— BEGIN Input —

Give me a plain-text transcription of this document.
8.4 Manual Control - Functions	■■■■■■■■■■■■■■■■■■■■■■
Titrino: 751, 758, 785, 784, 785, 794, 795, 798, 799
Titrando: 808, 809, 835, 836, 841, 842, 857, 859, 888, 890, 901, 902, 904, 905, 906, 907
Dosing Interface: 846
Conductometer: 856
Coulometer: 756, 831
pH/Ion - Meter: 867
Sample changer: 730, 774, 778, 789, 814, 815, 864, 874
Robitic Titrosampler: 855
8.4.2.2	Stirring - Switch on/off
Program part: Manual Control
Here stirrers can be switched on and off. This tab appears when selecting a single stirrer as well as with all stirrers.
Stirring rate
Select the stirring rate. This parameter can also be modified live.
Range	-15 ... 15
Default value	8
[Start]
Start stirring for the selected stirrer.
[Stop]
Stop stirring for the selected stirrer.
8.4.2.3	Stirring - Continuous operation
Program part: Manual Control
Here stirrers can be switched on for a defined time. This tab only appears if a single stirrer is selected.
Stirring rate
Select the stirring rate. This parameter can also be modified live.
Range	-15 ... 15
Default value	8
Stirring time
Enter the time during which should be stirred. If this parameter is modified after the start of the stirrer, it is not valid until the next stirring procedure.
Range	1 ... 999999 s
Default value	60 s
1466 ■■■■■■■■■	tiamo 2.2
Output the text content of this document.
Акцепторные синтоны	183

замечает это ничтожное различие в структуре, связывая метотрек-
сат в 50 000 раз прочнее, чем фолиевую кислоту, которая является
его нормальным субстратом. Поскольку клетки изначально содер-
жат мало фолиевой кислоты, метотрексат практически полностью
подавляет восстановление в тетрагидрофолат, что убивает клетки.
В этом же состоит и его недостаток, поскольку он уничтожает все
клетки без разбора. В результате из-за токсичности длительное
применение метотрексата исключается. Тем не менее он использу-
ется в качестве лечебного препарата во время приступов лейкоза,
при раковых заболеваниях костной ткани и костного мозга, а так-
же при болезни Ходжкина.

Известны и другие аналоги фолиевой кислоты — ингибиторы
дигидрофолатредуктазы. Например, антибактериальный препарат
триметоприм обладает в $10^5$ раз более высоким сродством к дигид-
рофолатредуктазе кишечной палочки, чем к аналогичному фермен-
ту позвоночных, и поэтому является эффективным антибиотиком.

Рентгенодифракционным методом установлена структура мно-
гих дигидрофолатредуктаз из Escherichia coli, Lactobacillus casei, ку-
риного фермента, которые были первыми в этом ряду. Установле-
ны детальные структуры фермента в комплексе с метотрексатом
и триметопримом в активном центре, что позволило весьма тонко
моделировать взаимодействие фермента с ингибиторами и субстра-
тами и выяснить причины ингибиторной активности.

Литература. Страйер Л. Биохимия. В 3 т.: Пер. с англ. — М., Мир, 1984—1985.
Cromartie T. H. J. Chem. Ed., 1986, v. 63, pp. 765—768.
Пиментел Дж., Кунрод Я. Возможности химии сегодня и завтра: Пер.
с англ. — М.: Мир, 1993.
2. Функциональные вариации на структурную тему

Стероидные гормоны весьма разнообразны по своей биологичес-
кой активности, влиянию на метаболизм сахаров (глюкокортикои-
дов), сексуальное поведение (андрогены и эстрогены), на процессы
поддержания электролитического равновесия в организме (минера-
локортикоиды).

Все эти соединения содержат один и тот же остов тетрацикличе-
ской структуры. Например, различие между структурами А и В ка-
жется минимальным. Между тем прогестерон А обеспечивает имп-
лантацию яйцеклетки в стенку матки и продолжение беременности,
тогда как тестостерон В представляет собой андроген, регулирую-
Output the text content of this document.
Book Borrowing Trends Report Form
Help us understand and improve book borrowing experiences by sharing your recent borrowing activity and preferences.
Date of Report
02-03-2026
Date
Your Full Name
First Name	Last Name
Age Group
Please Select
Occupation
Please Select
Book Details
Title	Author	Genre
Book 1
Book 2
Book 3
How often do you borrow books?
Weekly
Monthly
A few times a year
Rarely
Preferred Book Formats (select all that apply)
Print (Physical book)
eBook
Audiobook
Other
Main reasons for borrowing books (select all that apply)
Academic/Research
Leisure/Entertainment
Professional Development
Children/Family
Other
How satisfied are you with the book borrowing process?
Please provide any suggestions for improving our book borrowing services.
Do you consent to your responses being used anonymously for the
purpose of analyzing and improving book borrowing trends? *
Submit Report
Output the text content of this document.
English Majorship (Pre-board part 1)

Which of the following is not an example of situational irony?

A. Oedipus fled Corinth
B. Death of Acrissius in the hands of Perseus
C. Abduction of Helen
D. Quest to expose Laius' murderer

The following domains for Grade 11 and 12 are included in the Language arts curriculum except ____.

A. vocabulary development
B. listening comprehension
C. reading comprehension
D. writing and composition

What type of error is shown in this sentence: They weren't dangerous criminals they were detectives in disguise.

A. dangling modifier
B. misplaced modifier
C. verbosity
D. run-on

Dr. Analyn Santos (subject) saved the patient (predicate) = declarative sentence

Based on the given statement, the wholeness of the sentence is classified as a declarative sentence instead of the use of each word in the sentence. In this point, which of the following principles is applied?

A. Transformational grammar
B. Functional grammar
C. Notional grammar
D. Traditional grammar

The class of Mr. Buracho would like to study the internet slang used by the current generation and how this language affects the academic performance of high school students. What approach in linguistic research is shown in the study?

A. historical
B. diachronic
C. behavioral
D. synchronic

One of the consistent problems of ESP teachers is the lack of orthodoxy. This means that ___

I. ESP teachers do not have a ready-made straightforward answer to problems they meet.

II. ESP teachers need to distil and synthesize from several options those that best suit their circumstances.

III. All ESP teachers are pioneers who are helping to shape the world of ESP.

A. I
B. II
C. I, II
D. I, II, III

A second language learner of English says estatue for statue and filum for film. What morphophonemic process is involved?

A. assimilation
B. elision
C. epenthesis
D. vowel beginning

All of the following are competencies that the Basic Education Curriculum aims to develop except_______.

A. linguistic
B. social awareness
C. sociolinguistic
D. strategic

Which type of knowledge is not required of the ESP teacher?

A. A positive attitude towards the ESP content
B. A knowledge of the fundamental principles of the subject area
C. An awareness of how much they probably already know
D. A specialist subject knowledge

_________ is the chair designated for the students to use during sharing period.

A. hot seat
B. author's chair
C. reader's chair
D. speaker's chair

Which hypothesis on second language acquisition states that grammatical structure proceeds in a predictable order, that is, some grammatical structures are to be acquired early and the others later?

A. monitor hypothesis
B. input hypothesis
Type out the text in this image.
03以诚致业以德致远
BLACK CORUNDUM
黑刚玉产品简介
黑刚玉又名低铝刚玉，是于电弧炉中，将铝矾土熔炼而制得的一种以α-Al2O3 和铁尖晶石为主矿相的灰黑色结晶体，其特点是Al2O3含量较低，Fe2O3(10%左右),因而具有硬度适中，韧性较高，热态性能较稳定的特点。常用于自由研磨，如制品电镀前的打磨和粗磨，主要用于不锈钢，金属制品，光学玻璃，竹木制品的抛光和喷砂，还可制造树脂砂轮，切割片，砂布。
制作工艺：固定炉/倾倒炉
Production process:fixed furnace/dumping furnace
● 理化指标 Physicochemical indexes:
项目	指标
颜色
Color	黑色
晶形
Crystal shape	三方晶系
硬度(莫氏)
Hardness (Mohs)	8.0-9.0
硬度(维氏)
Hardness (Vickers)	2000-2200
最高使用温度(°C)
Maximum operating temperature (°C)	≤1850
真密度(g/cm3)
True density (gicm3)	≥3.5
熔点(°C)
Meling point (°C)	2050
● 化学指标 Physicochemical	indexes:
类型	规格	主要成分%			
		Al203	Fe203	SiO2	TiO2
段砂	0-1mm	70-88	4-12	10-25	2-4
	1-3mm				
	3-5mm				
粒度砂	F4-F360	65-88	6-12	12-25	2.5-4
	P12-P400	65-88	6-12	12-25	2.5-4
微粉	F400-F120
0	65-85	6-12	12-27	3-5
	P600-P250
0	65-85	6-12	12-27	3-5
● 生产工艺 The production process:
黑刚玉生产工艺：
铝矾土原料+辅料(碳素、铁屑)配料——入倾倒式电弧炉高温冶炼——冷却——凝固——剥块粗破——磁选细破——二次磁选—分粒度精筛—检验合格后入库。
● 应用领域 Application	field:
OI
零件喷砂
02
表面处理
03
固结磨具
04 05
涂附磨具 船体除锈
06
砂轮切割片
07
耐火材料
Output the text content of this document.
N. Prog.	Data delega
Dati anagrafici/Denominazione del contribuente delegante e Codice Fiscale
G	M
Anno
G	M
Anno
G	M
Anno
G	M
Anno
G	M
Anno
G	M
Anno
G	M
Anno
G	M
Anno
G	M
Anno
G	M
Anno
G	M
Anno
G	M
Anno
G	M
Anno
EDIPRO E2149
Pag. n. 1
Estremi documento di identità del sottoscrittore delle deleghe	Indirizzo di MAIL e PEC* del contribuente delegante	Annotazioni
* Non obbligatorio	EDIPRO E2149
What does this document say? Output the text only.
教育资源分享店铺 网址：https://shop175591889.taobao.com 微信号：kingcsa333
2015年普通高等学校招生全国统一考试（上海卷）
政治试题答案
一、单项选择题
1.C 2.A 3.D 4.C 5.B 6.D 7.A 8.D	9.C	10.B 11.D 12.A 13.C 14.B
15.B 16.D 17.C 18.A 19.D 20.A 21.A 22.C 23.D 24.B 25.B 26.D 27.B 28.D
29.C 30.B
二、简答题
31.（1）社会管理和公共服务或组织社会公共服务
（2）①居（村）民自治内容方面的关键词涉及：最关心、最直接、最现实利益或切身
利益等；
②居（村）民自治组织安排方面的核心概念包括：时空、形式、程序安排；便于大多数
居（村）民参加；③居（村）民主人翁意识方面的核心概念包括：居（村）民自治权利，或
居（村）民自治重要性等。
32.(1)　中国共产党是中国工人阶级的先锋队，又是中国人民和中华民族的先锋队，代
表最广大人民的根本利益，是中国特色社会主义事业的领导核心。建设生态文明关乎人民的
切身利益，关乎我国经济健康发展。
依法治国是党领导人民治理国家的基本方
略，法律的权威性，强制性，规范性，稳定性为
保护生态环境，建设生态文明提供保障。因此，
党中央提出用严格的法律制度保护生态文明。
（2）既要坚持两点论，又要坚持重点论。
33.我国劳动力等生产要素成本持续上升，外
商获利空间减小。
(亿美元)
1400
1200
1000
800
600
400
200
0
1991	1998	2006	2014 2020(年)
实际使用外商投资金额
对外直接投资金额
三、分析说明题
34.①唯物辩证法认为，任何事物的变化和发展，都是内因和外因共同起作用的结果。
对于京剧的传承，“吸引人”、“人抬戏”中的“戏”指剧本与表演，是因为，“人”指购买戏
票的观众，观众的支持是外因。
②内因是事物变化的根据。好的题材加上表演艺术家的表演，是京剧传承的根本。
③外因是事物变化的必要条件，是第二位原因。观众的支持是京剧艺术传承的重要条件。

— END Input —

» Task description:
Copy out each line of the data where the string "that" appears.

» Response:
Preferred Book Formats (select all that apply)
Main reasons for borrowing books (select all that apply)
One of the consistent problems of ESP teachers is the lack of orthodoxy. This means that ___
II. ESP teachers need to distil and synthesize from several options those that best suit their circumstances.
All of the following are competencies that the Basic Education Curriculum aims to develop except_______.
Which hypothesis on second language acquisition states that grammatical structure proceeds in a predictable order, that is, some grammatical structures are to be acquired early and the others later?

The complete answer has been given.